Stored data entries:

* BEGIN *

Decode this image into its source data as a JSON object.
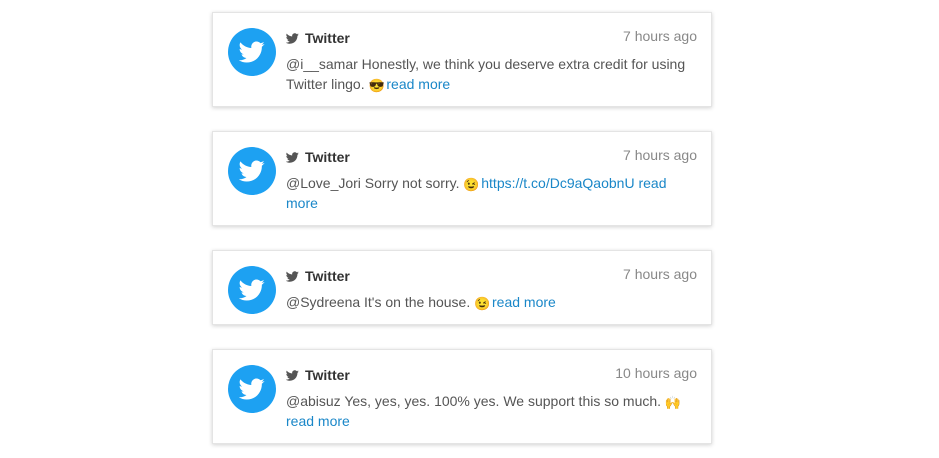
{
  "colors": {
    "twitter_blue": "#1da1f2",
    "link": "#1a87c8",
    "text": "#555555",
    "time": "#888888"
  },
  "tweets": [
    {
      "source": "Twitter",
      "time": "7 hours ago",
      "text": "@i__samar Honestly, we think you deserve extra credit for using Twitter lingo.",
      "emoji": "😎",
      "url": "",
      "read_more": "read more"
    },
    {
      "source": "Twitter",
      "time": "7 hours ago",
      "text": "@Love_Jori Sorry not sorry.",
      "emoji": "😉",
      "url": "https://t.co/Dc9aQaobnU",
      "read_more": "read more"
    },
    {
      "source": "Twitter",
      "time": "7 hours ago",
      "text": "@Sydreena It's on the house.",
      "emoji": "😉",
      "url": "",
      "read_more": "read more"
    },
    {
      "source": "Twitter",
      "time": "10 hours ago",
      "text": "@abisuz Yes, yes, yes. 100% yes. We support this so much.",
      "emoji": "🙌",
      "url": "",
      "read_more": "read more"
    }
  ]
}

* END *
* BEGIN *

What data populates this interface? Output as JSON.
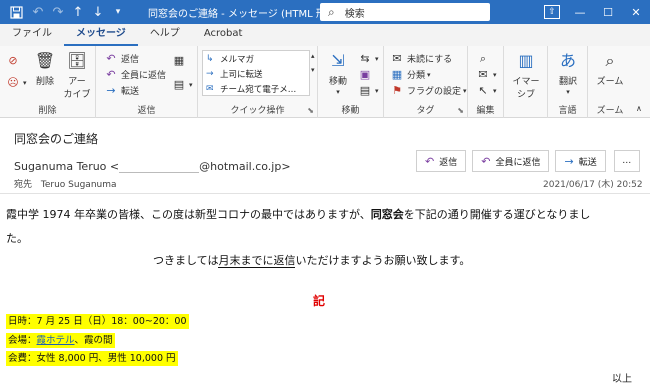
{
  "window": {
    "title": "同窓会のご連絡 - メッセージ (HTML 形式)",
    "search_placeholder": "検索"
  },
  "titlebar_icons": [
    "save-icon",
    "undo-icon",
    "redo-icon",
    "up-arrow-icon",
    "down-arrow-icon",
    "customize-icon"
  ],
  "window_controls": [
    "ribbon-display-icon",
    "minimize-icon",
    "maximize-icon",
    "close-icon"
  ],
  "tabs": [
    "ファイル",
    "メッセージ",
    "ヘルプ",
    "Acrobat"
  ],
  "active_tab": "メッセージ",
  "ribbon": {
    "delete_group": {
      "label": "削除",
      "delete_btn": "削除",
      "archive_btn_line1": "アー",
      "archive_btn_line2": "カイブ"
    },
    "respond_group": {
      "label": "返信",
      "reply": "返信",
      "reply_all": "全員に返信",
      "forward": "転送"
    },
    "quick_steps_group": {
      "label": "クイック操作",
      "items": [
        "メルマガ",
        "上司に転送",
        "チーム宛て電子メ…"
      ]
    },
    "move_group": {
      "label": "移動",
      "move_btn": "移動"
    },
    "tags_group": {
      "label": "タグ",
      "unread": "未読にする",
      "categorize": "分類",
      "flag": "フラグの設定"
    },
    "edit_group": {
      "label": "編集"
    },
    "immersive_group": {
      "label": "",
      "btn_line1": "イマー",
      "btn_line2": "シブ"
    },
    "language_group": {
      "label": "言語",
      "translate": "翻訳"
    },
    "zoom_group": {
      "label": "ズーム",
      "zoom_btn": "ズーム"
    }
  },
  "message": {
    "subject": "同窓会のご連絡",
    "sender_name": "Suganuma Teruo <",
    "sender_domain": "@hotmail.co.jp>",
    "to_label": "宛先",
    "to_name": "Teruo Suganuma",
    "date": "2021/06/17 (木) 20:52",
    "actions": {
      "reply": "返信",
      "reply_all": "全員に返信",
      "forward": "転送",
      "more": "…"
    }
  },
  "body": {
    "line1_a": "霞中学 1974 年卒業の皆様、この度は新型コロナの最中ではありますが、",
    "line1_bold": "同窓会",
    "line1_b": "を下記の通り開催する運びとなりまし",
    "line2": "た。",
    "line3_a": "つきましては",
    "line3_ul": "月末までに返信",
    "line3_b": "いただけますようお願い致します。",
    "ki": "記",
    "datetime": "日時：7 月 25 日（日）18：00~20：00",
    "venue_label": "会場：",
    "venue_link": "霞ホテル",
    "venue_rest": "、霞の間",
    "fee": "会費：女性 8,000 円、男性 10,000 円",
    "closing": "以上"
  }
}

* END *

BRIEF:
Gather each line in the entries above where the string "同窓会のご連絡" is found.

ANSWER TO THE PROBLEM:
    "title": "同窓会のご連絡 - メッセージ (HTML 形式)",
    "subject": "同窓会のご連絡",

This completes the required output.